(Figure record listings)
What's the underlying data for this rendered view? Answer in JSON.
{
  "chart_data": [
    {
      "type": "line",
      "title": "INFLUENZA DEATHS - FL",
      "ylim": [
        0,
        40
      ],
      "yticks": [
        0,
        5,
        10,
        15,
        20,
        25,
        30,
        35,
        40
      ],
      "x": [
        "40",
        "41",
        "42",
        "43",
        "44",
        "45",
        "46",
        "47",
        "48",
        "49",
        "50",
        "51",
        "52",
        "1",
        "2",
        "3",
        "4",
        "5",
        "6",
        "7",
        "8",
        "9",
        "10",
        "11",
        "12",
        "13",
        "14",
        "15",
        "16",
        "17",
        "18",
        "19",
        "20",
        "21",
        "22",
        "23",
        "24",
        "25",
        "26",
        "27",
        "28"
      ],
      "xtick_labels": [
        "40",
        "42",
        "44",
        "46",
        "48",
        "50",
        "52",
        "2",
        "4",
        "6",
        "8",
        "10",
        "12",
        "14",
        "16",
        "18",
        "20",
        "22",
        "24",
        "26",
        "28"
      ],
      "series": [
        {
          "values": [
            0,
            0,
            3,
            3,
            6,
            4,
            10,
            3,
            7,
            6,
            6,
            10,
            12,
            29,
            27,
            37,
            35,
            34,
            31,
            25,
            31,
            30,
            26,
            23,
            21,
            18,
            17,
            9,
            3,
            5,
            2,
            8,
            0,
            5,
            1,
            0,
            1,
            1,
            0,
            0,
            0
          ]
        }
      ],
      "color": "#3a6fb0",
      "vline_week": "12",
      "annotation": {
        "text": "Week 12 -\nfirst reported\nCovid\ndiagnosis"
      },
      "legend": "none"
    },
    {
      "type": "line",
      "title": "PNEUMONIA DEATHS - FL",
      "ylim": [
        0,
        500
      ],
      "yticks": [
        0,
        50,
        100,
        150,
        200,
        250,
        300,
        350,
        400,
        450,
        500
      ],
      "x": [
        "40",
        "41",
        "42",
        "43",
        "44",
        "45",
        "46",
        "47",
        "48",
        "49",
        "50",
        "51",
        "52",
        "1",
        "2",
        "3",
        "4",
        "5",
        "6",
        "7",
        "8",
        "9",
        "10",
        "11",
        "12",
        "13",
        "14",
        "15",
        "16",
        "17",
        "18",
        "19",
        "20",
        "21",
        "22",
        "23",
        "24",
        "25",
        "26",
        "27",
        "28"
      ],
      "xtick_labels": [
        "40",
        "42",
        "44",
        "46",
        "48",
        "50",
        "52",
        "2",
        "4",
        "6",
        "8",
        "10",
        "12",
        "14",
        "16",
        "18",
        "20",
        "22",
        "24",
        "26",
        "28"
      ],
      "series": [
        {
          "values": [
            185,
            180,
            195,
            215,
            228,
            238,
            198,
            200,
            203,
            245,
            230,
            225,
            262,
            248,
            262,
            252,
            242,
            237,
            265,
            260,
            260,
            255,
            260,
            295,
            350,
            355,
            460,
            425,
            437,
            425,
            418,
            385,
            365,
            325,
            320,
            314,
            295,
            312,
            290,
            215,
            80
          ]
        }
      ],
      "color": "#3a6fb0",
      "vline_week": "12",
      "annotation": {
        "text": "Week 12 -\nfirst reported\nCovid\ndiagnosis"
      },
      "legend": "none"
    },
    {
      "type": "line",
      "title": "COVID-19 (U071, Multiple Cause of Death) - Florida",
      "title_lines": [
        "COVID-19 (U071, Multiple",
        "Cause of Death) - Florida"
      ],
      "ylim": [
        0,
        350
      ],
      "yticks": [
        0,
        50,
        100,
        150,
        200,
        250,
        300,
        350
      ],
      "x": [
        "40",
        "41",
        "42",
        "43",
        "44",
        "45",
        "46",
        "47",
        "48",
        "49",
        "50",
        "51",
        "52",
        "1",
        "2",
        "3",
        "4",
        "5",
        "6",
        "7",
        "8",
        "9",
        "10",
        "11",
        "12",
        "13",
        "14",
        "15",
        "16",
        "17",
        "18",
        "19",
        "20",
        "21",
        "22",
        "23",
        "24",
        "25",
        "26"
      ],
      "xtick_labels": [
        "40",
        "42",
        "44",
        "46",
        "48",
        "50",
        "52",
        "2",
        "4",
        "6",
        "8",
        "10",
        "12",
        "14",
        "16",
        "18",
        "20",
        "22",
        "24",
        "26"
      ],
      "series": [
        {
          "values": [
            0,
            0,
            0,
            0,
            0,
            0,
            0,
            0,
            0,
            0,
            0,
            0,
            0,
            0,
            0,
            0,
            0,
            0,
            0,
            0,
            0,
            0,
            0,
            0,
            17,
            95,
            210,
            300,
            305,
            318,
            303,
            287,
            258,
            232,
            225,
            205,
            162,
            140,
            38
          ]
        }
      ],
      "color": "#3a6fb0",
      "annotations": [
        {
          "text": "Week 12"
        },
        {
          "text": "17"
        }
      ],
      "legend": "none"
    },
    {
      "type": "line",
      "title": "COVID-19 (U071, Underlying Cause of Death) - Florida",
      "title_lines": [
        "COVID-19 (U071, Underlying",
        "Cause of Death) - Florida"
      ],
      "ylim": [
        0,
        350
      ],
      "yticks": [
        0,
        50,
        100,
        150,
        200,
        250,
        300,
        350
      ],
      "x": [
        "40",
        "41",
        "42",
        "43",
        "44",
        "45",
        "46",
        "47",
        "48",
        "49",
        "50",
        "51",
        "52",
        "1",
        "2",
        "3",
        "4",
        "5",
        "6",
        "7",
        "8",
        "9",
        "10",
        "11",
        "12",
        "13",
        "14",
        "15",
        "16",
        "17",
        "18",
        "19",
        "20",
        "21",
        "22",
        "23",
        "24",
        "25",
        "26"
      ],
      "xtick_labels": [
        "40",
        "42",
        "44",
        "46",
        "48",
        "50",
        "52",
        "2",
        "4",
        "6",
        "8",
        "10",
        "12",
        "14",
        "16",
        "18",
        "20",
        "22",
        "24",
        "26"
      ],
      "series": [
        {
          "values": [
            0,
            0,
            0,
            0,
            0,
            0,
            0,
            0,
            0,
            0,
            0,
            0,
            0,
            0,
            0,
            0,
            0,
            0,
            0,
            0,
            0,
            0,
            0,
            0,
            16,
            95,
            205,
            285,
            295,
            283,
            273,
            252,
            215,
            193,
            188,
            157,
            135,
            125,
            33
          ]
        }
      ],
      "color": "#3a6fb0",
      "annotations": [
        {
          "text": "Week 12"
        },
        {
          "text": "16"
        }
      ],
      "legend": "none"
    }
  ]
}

What is expected – Copy out all of the data exactly, leaving nothing out.

Answer to this exercise –
What's the underlying data for this rendered view? Answer in JSON.
{
  "chart_data": [
    {
      "type": "line",
      "title": "INFLUENZA DEATHS - FL",
      "ylim": [
        0,
        40
      ],
      "yticks": [
        0,
        5,
        10,
        15,
        20,
        25,
        30,
        35,
        40
      ],
      "x": [
        "40",
        "41",
        "42",
        "43",
        "44",
        "45",
        "46",
        "47",
        "48",
        "49",
        "50",
        "51",
        "52",
        "1",
        "2",
        "3",
        "4",
        "5",
        "6",
        "7",
        "8",
        "9",
        "10",
        "11",
        "12",
        "13",
        "14",
        "15",
        "16",
        "17",
        "18",
        "19",
        "20",
        "21",
        "22",
        "23",
        "24",
        "25",
        "26",
        "27",
        "28"
      ],
      "xtick_labels": [
        "40",
        "42",
        "44",
        "46",
        "48",
        "50",
        "52",
        "2",
        "4",
        "6",
        "8",
        "10",
        "12",
        "14",
        "16",
        "18",
        "20",
        "22",
        "24",
        "26",
        "28"
      ],
      "series": [
        {
          "values": [
            0,
            0,
            3,
            3,
            6,
            4,
            10,
            3,
            7,
            6,
            6,
            10,
            12,
            29,
            27,
            37,
            35,
            34,
            31,
            25,
            31,
            30,
            26,
            23,
            21,
            18,
            17,
            9,
            3,
            5,
            2,
            8,
            0,
            5,
            1,
            0,
            1,
            1,
            0,
            0,
            0
          ]
        }
      ],
      "color": "#3a6fb0",
      "vline_week": "12",
      "annotation": {
        "text": "Week 12 -\nfirst reported\nCovid\ndiagnosis"
      },
      "legend": "none"
    },
    {
      "type": "line",
      "title": "PNEUMONIA DEATHS - FL",
      "ylim": [
        0,
        500
      ],
      "yticks": [
        0,
        50,
        100,
        150,
        200,
        250,
        300,
        350,
        400,
        450,
        500
      ],
      "x": [
        "40",
        "41",
        "42",
        "43",
        "44",
        "45",
        "46",
        "47",
        "48",
        "49",
        "50",
        "51",
        "52",
        "1",
        "2",
        "3",
        "4",
        "5",
        "6",
        "7",
        "8",
        "9",
        "10",
        "11",
        "12",
        "13",
        "14",
        "15",
        "16",
        "17",
        "18",
        "19",
        "20",
        "21",
        "22",
        "23",
        "24",
        "25",
        "26",
        "27",
        "28"
      ],
      "xtick_labels": [
        "40",
        "42",
        "44",
        "46",
        "48",
        "50",
        "52",
        "2",
        "4",
        "6",
        "8",
        "10",
        "12",
        "14",
        "16",
        "18",
        "20",
        "22",
        "24",
        "26",
        "28"
      ],
      "series": [
        {
          "values": [
            185,
            180,
            195,
            215,
            228,
            238,
            198,
            200,
            203,
            245,
            230,
            225,
            262,
            248,
            262,
            252,
            242,
            237,
            265,
            260,
            260,
            255,
            260,
            295,
            350,
            355,
            460,
            425,
            437,
            425,
            418,
            385,
            365,
            325,
            320,
            314,
            295,
            312,
            290,
            215,
            80
          ]
        }
      ],
      "color": "#3a6fb0",
      "vline_week": "12",
      "annotation": {
        "text": "Week 12 -\nfirst reported\nCovid\ndiagnosis"
      },
      "legend": "none"
    },
    {
      "type": "line",
      "title": "COVID-19 (U071, Multiple Cause of Death) - Florida",
      "title_lines": [
        "COVID-19 (U071, Multiple",
        "Cause of Death) - Florida"
      ],
      "ylim": [
        0,
        350
      ],
      "yticks": [
        0,
        50,
        100,
        150,
        200,
        250,
        300,
        350
      ],
      "x": [
        "40",
        "41",
        "42",
        "43",
        "44",
        "45",
        "46",
        "47",
        "48",
        "49",
        "50",
        "51",
        "52",
        "1",
        "2",
        "3",
        "4",
        "5",
        "6",
        "7",
        "8",
        "9",
        "10",
        "11",
        "12",
        "13",
        "14",
        "15",
        "16",
        "17",
        "18",
        "19",
        "20",
        "21",
        "22",
        "23",
        "24",
        "25",
        "26"
      ],
      "xtick_labels": [
        "40",
        "42",
        "44",
        "46",
        "48",
        "50",
        "52",
        "2",
        "4",
        "6",
        "8",
        "10",
        "12",
        "14",
        "16",
        "18",
        "20",
        "22",
        "24",
        "26"
      ],
      "series": [
        {
          "values": [
            0,
            0,
            0,
            0,
            0,
            0,
            0,
            0,
            0,
            0,
            0,
            0,
            0,
            0,
            0,
            0,
            0,
            0,
            0,
            0,
            0,
            0,
            0,
            0,
            17,
            95,
            210,
            300,
            305,
            318,
            303,
            287,
            258,
            232,
            225,
            205,
            162,
            140,
            38
          ]
        }
      ],
      "color": "#3a6fb0",
      "annotations": [
        {
          "text": "Week 12"
        },
        {
          "text": "17"
        }
      ],
      "legend": "none"
    },
    {
      "type": "line",
      "title": "COVID-19 (U071, Underlying Cause of Death) - Florida",
      "title_lines": [
        "COVID-19 (U071, Underlying",
        "Cause of Death) - Florida"
      ],
      "ylim": [
        0,
        350
      ],
      "yticks": [
        0,
        50,
        100,
        150,
        200,
        250,
        300,
        350
      ],
      "x": [
        "40",
        "41",
        "42",
        "43",
        "44",
        "45",
        "46",
        "47",
        "48",
        "49",
        "50",
        "51",
        "52",
        "1",
        "2",
        "3",
        "4",
        "5",
        "6",
        "7",
        "8",
        "9",
        "10",
        "11",
        "12",
        "13",
        "14",
        "15",
        "16",
        "17",
        "18",
        "19",
        "20",
        "21",
        "22",
        "23",
        "24",
        "25",
        "26"
      ],
      "xtick_labels": [
        "40",
        "42",
        "44",
        "46",
        "48",
        "50",
        "52",
        "2",
        "4",
        "6",
        "8",
        "10",
        "12",
        "14",
        "16",
        "18",
        "20",
        "22",
        "24",
        "26"
      ],
      "series": [
        {
          "values": [
            0,
            0,
            0,
            0,
            0,
            0,
            0,
            0,
            0,
            0,
            0,
            0,
            0,
            0,
            0,
            0,
            0,
            0,
            0,
            0,
            0,
            0,
            0,
            0,
            16,
            95,
            205,
            285,
            295,
            283,
            273,
            252,
            215,
            193,
            188,
            157,
            135,
            125,
            33
          ]
        }
      ],
      "color": "#3a6fb0",
      "annotations": [
        {
          "text": "Week 12"
        },
        {
          "text": "16"
        }
      ],
      "legend": "none"
    }
  ]
}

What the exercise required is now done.